Locate every line in the material below that has the word "deficit". Copy each of those lines.

>> START Information provided

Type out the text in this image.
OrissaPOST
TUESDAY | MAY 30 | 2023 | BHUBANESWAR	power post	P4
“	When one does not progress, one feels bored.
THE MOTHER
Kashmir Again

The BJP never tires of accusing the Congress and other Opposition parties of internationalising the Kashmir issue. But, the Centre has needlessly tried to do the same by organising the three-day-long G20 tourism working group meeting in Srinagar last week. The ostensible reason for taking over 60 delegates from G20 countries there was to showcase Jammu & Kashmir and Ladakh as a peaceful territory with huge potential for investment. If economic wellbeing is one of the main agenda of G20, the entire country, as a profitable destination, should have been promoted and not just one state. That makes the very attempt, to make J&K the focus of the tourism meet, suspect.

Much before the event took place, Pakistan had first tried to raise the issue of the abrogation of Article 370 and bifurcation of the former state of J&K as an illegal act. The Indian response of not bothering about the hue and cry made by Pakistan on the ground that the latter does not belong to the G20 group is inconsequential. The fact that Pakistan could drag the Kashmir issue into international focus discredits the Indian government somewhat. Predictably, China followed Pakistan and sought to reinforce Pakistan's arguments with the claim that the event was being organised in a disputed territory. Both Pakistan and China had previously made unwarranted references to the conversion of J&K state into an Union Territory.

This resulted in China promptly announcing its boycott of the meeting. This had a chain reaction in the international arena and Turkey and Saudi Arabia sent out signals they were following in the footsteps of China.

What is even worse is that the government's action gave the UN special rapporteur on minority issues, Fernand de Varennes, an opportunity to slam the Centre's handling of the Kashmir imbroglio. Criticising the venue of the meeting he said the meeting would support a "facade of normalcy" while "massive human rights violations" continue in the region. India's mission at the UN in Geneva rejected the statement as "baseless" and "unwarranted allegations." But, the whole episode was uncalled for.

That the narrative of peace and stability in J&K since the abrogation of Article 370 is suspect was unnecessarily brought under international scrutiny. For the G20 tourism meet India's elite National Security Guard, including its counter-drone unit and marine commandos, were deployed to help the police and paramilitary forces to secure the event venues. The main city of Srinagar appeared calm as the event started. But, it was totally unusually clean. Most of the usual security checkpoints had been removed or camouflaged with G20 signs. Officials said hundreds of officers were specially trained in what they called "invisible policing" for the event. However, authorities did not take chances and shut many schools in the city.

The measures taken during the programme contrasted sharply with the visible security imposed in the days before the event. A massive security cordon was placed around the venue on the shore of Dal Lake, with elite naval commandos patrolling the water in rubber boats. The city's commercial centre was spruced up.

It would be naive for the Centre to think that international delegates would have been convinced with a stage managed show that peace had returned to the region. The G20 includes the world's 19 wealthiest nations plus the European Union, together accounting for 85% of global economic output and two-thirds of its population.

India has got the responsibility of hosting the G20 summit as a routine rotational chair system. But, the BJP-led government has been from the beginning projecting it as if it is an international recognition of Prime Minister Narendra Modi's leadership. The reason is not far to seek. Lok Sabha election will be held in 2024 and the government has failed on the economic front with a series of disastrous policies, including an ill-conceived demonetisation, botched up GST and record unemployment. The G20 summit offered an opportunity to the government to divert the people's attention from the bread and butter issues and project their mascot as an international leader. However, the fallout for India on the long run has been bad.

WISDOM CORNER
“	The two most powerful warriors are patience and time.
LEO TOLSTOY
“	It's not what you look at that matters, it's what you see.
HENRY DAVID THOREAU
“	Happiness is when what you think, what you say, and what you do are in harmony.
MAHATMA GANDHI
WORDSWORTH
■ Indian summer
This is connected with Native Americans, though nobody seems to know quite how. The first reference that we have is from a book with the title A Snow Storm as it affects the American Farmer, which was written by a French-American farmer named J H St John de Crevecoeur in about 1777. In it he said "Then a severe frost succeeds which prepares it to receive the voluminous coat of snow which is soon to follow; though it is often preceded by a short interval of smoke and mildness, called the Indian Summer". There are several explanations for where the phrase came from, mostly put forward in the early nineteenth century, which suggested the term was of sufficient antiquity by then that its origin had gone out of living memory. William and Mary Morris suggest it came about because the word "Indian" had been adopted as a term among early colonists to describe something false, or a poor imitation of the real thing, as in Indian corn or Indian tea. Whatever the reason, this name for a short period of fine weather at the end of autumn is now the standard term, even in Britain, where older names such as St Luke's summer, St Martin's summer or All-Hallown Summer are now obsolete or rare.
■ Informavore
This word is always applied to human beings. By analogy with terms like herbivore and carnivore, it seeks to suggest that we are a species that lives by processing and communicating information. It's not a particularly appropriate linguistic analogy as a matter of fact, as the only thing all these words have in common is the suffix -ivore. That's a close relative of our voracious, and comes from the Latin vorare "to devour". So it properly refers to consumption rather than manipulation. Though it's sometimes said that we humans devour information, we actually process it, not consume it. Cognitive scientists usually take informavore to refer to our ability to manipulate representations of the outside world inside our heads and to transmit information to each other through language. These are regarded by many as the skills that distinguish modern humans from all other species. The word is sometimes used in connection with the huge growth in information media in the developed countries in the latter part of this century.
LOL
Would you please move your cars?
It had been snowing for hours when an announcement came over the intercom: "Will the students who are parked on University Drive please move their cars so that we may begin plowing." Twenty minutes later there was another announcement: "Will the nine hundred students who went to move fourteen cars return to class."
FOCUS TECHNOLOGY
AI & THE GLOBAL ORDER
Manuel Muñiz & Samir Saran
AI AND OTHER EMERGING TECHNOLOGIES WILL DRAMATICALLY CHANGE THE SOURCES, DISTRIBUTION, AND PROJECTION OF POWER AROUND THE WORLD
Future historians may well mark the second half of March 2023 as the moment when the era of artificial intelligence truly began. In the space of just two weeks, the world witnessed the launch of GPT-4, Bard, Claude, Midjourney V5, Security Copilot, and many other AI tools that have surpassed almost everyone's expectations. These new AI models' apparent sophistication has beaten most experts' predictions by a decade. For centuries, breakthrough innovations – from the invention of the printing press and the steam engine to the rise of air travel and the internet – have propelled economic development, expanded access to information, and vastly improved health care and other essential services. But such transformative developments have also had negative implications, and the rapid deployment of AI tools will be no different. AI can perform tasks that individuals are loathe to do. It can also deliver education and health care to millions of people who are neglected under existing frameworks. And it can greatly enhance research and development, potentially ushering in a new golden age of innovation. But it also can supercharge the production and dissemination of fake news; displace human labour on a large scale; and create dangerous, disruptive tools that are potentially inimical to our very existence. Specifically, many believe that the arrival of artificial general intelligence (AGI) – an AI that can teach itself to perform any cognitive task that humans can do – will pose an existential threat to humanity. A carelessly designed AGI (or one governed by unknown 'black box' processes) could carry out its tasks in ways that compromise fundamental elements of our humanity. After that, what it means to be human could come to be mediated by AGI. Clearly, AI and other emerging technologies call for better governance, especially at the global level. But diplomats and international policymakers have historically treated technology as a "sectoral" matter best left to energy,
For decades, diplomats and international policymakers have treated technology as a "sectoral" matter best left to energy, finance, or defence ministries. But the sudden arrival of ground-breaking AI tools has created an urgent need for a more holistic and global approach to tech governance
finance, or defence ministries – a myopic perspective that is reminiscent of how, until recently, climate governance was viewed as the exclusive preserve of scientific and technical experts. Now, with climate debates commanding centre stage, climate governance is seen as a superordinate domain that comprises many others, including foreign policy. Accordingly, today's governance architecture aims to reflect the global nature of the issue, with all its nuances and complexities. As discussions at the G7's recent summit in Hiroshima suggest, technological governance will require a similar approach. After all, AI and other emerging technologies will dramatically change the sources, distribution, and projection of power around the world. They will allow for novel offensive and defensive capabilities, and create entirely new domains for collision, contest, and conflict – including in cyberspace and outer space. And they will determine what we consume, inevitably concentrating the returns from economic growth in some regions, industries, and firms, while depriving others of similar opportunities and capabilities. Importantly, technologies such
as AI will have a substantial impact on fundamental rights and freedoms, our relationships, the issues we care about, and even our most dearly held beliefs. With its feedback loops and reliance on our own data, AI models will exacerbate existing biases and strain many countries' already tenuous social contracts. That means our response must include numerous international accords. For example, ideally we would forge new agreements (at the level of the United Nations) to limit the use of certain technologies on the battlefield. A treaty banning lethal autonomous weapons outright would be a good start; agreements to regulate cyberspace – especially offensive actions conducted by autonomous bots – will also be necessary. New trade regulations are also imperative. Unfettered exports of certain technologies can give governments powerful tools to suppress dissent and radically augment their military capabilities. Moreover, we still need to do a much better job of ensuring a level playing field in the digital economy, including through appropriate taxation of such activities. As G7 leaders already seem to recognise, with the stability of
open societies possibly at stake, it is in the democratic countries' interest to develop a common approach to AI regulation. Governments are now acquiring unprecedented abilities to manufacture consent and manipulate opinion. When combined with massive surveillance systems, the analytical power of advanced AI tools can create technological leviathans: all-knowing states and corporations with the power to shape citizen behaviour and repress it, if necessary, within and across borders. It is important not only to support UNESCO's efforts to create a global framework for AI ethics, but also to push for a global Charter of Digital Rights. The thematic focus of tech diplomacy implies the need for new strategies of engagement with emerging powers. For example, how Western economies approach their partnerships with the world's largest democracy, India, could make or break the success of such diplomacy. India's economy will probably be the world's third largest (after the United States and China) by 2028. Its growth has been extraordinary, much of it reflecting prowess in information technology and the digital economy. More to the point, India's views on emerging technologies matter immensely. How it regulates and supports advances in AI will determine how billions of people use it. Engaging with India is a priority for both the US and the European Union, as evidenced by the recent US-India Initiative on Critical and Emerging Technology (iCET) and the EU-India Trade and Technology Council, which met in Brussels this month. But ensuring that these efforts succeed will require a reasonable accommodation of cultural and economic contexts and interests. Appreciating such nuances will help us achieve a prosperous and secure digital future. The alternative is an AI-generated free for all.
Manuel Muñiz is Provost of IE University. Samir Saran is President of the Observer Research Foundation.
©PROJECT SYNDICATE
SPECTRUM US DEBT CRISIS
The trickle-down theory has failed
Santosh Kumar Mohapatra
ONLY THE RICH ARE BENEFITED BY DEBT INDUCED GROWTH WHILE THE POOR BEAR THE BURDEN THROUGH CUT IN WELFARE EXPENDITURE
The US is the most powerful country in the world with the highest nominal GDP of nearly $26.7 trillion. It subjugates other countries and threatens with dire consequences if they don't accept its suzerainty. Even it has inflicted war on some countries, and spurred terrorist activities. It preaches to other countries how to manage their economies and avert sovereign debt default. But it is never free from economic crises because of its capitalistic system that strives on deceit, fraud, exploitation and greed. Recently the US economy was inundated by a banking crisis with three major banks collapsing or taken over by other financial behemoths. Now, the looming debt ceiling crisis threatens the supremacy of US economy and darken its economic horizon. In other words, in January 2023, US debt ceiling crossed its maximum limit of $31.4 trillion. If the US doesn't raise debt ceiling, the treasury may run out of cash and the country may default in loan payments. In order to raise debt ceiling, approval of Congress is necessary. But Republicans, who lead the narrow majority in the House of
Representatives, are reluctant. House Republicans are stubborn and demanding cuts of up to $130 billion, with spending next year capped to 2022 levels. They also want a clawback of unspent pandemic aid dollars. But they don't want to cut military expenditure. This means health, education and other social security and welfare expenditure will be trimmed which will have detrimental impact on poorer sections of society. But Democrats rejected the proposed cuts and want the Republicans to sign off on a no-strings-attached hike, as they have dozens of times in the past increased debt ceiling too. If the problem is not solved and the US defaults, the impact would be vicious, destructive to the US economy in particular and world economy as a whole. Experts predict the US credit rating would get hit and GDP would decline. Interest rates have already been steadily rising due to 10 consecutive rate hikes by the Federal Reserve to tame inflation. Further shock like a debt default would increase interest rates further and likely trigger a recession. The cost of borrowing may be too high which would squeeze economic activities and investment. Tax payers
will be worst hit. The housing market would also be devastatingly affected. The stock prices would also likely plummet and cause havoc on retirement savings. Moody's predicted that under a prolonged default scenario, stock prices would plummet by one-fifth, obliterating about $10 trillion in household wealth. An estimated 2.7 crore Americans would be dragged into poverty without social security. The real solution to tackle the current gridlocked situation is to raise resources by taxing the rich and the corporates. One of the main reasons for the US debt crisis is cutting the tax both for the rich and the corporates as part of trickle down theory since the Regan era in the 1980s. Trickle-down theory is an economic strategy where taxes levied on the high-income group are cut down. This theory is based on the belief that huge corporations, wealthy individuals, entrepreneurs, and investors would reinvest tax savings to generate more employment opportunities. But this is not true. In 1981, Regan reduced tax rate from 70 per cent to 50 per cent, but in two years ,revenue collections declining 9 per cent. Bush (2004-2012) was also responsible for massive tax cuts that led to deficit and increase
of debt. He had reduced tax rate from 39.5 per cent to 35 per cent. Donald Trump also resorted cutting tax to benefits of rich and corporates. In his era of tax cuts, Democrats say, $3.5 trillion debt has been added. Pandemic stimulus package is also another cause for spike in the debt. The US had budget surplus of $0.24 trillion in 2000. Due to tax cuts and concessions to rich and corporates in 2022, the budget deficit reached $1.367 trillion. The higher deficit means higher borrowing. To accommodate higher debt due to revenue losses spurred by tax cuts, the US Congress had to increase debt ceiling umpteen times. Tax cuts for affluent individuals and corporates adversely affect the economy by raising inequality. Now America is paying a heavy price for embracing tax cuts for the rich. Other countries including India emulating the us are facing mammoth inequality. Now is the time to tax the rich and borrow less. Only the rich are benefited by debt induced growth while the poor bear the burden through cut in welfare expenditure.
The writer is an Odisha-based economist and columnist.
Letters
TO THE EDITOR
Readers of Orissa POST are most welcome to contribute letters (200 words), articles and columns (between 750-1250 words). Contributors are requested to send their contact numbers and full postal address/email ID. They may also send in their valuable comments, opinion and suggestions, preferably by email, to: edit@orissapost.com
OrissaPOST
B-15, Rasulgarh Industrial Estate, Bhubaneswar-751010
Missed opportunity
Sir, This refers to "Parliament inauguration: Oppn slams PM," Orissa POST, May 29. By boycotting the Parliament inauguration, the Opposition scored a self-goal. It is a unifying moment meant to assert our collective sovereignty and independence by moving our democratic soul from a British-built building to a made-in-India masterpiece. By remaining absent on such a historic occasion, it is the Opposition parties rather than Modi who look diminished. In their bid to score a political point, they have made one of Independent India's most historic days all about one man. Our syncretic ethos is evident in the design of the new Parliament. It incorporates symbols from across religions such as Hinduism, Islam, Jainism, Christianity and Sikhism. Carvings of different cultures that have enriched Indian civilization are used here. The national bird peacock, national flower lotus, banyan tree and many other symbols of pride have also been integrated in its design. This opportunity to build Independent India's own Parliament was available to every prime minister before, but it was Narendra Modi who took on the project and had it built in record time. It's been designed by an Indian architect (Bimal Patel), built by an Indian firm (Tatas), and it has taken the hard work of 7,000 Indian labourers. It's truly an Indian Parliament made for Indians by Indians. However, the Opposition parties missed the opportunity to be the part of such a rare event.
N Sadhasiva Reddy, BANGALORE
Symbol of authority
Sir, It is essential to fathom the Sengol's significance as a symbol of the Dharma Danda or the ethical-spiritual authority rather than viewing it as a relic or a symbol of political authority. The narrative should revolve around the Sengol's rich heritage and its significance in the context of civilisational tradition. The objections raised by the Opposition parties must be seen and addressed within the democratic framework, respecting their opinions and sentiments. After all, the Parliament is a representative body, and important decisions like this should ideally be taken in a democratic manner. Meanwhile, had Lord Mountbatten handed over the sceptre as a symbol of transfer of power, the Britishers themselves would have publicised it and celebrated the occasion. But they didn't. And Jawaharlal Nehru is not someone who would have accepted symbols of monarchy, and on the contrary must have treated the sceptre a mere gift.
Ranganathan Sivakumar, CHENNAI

>> END Information provided

Output below.
will be worst hit. The housing market would also be devastatingly affected. The stock prices would also likely plummet and cause havoc on retirement savings. Moody's predicted that under a prolonged default scenario, stock prices would plummet by one-fifth, obliterating about $10 trillion in household wealth. An estimated 2.7 crore Americans would be dragged into poverty without social security. The real solution to tackle the current gridlocked situation is to raise resources by taxing the rich and the corporates. One of the main reasons for the US debt crisis is cutting the tax both for the rich and the corporates as part of trickle down theory since the Regan era in the 1980s. Trickle-down theory is an economic strategy where taxes levied on the high-income group are cut down. This theory is based on the belief that huge corporations, wealthy individuals, entrepreneurs, and investors would reinvest tax savings to generate more employment opportunities. But this is not true. In 1981, Regan reduced tax rate from 70 per cent to 50 per cent, but in two years ,revenue collections declining 9 per cent. Bush (2004-2012) was also responsible for massive tax cuts that led to deficit and increase
of debt. He had reduced tax rate from 39.5 per cent to 35 per cent. Donald Trump also resorted cutting tax to benefits of rich and corporates. In his era of tax cuts, Democrats say, $3.5 trillion debt has been added. Pandemic stimulus package is also another cause for spike in the debt. The US had budget surplus of $0.24 trillion in 2000. Due to tax cuts and concessions to rich and corporates in 2022, the budget deficit reached $1.367 trillion. The higher deficit means higher borrowing. To accommodate higher debt due to revenue losses spurred by tax cuts, the US Congress had to increase debt ceiling umpteen times. Tax cuts for affluent individuals and corporates adversely affect the economy by raising inequality. Now America is paying a heavy price for embracing tax cuts for the rich. Other countries including India emulating the us are facing mammoth inequality. Now is the time to tax the rich and borrow less. Only the rich are benefited by debt induced growth while the poor bear the burden through cut in welfare expenditure.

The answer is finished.